- [EXERCISE MATERIAL]:

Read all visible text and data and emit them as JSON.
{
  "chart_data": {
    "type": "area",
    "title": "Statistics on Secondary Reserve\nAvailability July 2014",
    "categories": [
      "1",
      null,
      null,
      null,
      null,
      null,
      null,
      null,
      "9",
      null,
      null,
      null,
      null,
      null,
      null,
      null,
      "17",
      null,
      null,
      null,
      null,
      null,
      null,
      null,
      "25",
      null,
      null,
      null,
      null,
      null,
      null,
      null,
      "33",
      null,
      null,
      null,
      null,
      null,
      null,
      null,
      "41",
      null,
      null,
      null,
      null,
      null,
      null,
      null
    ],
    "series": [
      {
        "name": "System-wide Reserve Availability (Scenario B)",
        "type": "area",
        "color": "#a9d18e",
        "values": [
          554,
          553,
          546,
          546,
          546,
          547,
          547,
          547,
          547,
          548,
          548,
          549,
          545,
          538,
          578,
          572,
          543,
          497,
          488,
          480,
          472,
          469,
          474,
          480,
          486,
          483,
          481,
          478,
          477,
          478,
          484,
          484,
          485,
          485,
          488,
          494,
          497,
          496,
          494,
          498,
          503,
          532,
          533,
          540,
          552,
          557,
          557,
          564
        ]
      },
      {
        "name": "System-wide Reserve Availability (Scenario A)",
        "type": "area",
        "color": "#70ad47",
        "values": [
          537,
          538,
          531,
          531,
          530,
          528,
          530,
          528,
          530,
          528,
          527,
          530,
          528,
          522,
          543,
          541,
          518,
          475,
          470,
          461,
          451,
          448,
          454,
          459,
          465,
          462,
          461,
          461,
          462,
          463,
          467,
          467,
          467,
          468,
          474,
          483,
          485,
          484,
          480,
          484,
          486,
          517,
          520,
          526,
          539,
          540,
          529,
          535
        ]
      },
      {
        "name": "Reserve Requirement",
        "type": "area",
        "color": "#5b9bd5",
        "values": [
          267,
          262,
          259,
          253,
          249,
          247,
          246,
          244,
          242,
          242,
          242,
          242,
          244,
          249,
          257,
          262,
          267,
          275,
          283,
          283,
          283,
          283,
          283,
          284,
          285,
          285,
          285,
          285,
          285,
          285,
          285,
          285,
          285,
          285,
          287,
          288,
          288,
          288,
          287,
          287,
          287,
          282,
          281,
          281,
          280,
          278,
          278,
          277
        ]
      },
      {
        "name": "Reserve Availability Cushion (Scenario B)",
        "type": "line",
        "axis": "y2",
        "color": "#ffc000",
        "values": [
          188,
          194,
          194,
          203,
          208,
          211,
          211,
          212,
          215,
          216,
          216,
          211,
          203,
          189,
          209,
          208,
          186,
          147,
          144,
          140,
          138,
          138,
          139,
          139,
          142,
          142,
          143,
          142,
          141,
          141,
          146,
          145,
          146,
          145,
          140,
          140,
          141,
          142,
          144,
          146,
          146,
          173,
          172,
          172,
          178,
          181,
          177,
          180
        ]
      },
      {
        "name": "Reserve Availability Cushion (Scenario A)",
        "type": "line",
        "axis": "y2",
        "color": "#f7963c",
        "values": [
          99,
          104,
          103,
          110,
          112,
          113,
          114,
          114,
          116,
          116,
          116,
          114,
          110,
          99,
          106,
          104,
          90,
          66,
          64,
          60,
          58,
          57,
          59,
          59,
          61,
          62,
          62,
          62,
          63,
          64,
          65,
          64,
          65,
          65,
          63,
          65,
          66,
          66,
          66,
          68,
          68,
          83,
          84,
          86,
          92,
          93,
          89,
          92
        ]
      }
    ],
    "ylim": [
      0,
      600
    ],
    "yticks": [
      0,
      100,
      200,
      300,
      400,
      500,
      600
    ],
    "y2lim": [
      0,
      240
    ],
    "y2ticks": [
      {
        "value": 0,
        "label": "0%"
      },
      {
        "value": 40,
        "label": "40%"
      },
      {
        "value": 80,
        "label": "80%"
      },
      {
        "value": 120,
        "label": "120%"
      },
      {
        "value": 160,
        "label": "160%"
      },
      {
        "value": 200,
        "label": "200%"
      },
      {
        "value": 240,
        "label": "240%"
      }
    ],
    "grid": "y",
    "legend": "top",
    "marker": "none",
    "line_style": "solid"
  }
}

- [STATED GOAL]: Identify the lines above with the word "wide". Copy them.

- [RESPONSE BELOW]:
        "name": "System-wide Reserve Availability (Scenario B)",
        "name": "System-wide Reserve Availability (Scenario A)",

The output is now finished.